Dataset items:

------------------------------------------------------------

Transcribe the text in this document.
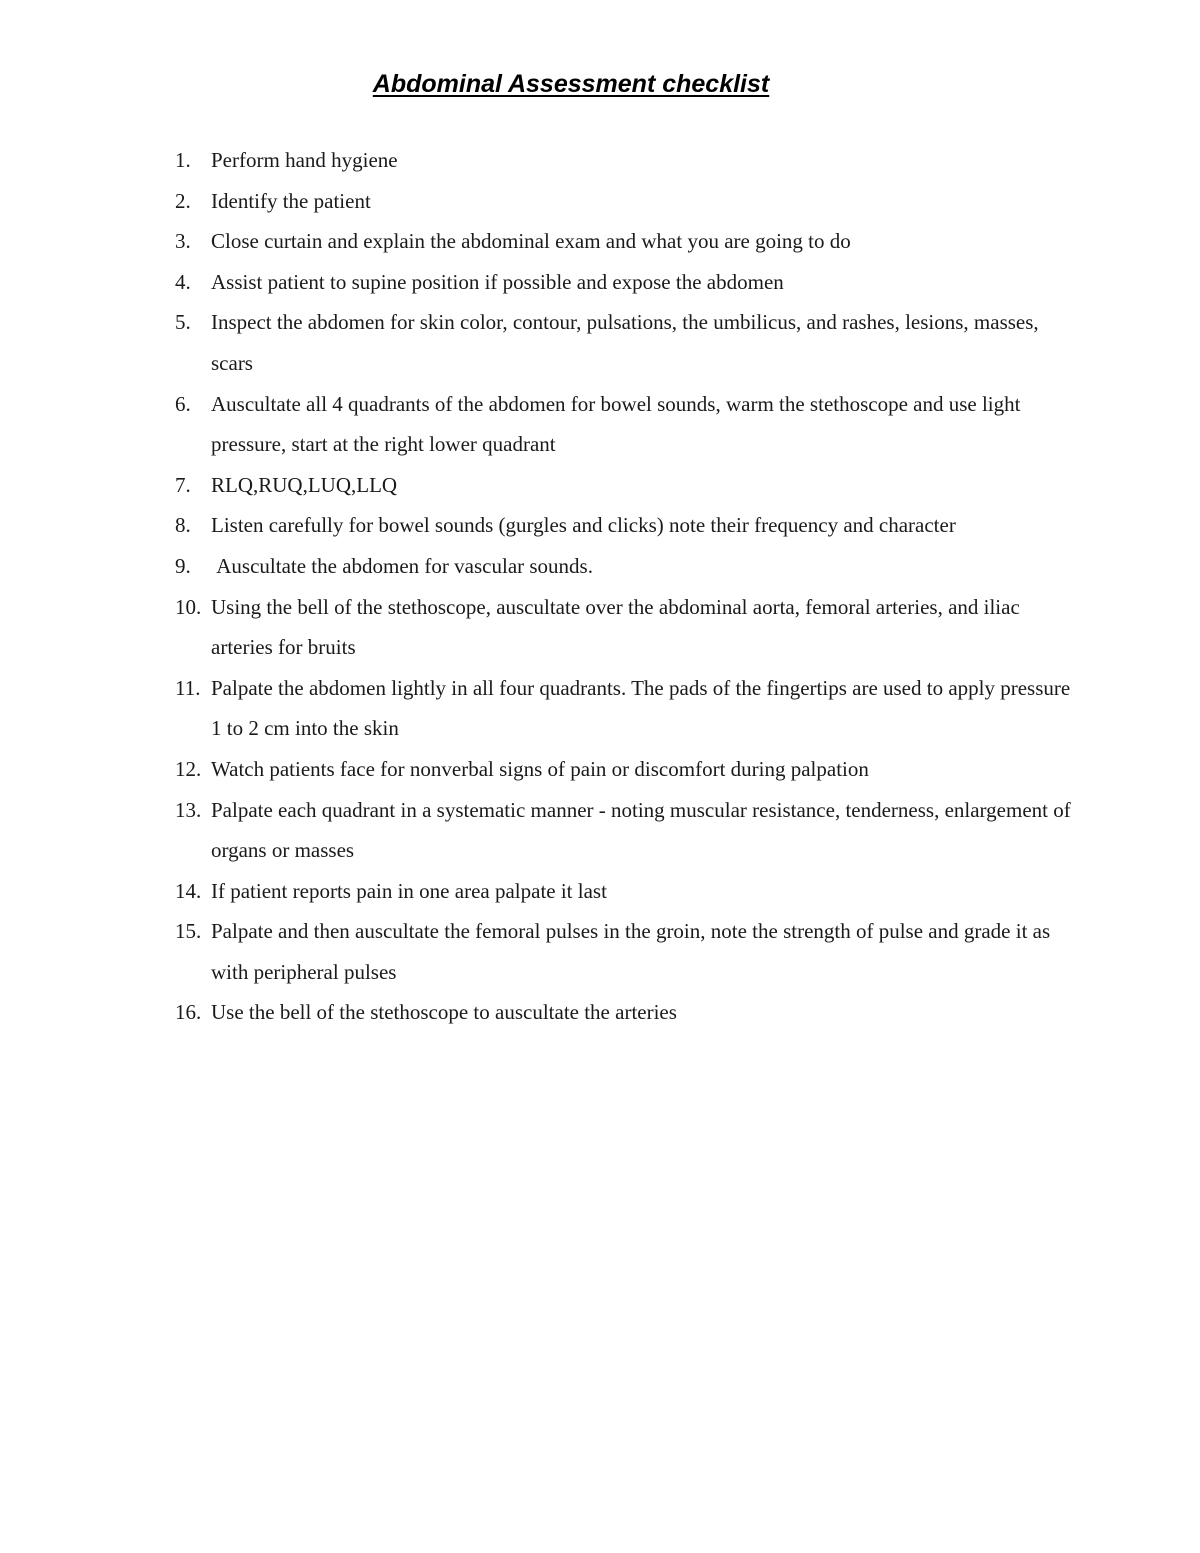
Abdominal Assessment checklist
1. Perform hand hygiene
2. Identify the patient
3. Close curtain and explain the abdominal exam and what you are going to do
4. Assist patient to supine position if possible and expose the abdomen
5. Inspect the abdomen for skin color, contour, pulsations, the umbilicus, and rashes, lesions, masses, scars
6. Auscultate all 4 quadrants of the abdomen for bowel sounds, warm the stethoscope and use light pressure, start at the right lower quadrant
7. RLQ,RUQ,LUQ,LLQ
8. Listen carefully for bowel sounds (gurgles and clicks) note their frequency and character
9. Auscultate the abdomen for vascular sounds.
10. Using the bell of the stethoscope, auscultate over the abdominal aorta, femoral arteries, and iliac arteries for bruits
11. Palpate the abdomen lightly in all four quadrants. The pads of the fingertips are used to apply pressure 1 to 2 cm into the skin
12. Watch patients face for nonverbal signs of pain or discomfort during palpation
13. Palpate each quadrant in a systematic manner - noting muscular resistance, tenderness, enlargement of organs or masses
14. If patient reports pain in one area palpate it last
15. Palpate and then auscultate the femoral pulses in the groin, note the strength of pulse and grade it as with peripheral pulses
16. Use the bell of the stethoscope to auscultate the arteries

------------------------------------------------------------

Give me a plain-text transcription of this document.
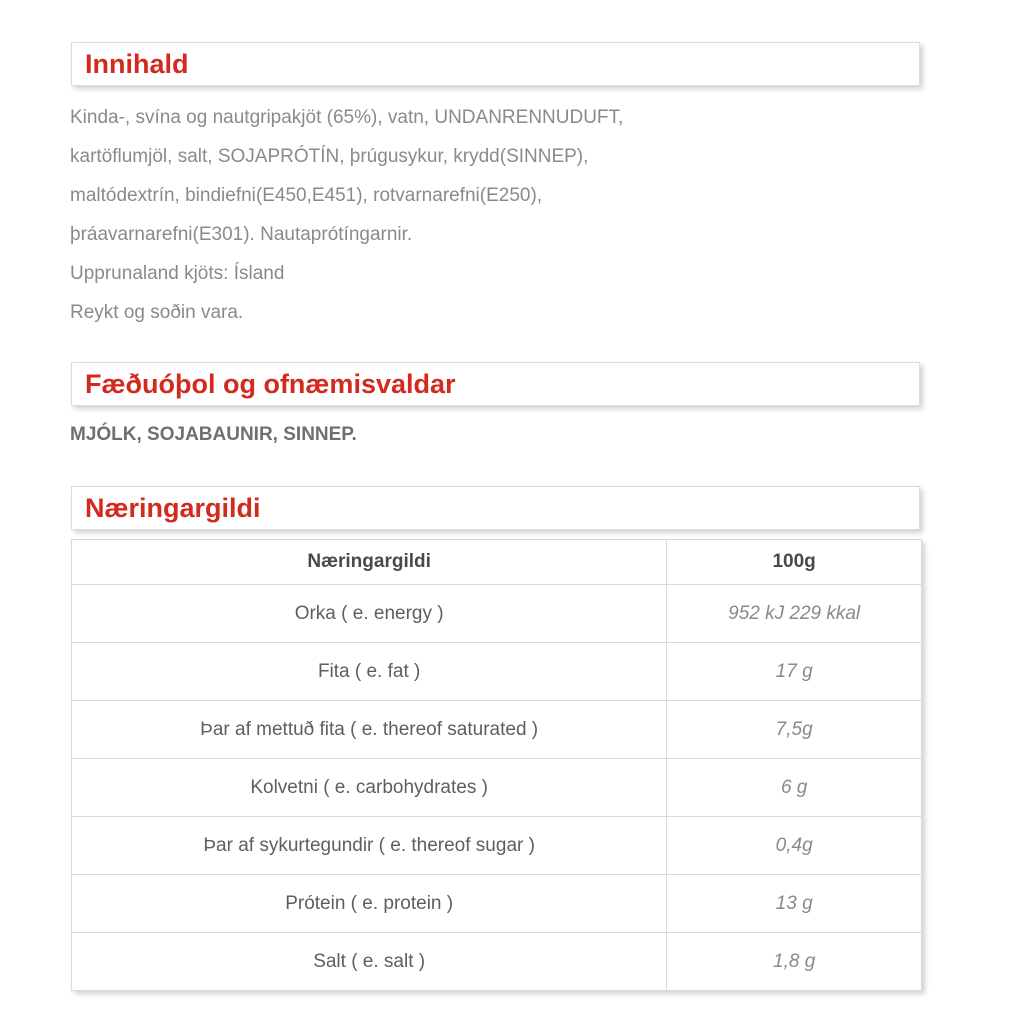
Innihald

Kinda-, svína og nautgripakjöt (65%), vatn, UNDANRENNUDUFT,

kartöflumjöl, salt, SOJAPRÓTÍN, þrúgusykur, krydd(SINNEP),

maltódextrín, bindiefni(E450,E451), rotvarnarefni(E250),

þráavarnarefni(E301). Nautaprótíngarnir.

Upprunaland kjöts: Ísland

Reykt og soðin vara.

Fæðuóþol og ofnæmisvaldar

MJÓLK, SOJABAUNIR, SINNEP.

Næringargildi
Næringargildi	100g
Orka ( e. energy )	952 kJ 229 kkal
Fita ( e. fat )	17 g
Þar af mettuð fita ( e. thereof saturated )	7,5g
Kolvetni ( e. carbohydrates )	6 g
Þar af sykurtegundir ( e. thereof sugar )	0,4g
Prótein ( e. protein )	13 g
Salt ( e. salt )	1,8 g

------------------------------------------------------------

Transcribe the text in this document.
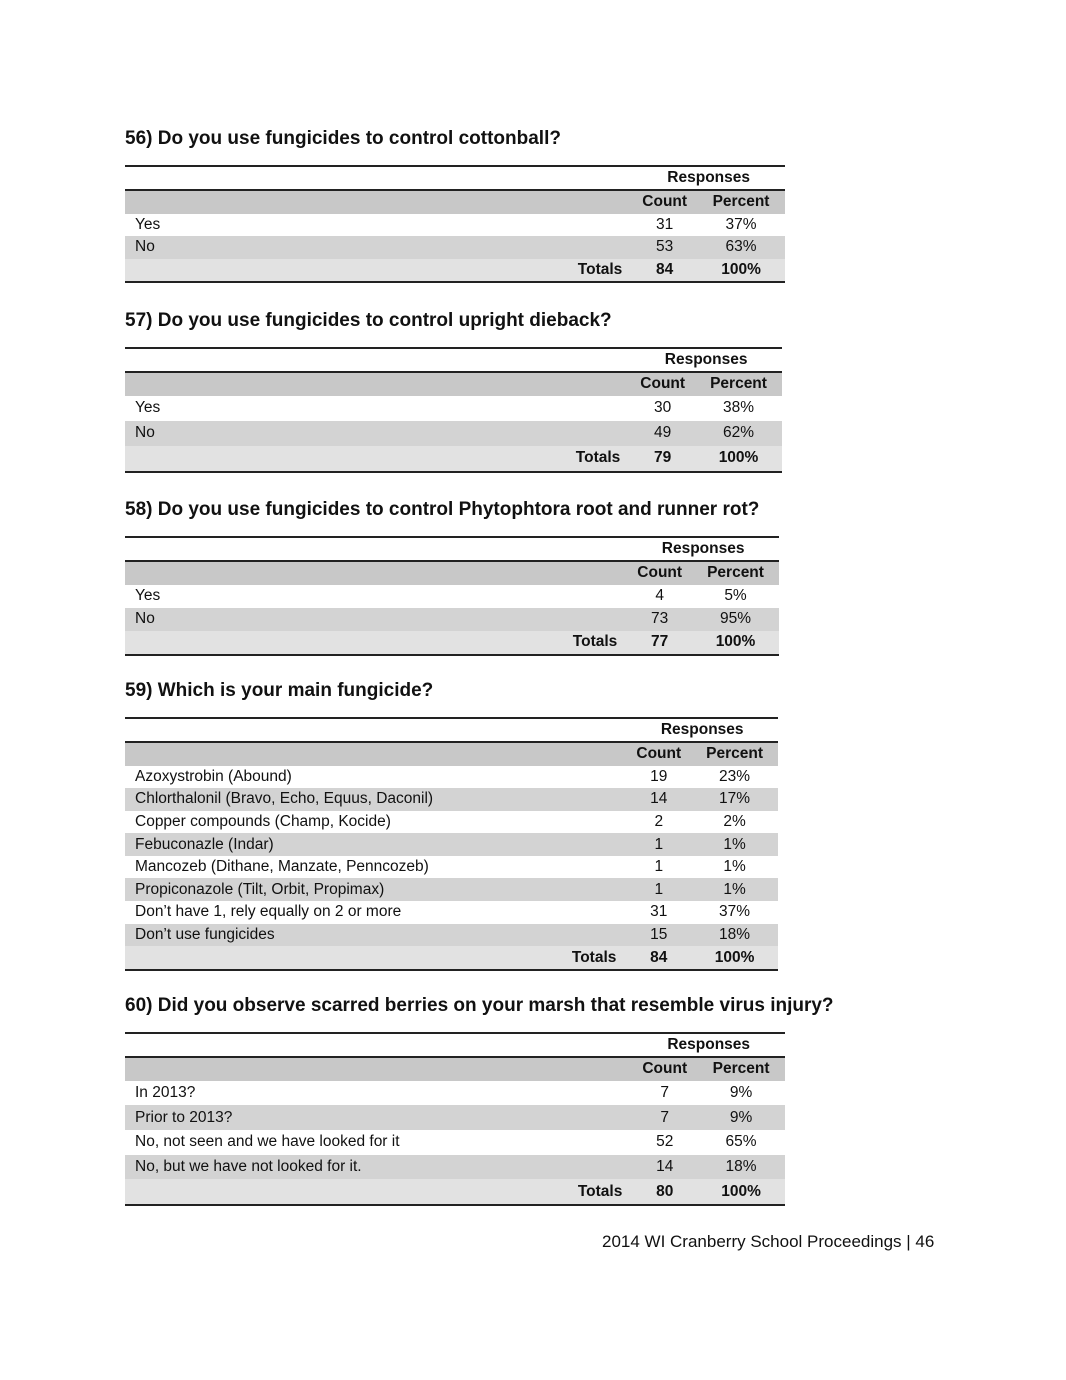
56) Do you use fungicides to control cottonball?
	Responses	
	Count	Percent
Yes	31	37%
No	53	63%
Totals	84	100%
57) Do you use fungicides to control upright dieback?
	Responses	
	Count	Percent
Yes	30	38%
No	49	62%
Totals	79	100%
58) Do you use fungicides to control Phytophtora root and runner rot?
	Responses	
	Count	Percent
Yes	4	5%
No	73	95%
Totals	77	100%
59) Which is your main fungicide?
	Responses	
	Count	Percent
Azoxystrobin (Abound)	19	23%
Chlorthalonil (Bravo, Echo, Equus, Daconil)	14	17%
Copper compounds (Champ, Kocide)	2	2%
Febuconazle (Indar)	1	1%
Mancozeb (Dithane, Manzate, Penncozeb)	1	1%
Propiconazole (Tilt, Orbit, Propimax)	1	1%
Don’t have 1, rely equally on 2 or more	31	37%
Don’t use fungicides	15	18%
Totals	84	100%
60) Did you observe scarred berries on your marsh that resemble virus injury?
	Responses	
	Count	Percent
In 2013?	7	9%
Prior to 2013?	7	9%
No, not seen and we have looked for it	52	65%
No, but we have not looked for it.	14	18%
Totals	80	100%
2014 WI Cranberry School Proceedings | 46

------------------------------------------------------------

▶ YOUR OBJECTIVE
Scan the data for lines containing "sounds" and copy all of them.

▶ OUTPUT OF THE TASK
6. Auscultate all 4 quadrants of the abdomen for bowel sounds, warm the stethoscope and use light pressure, start at the right lower quadrant
8. Listen carefully for bowel sounds (gurgles and clicks) note their frequency and character
9. Auscultate the abdomen for vascular sounds.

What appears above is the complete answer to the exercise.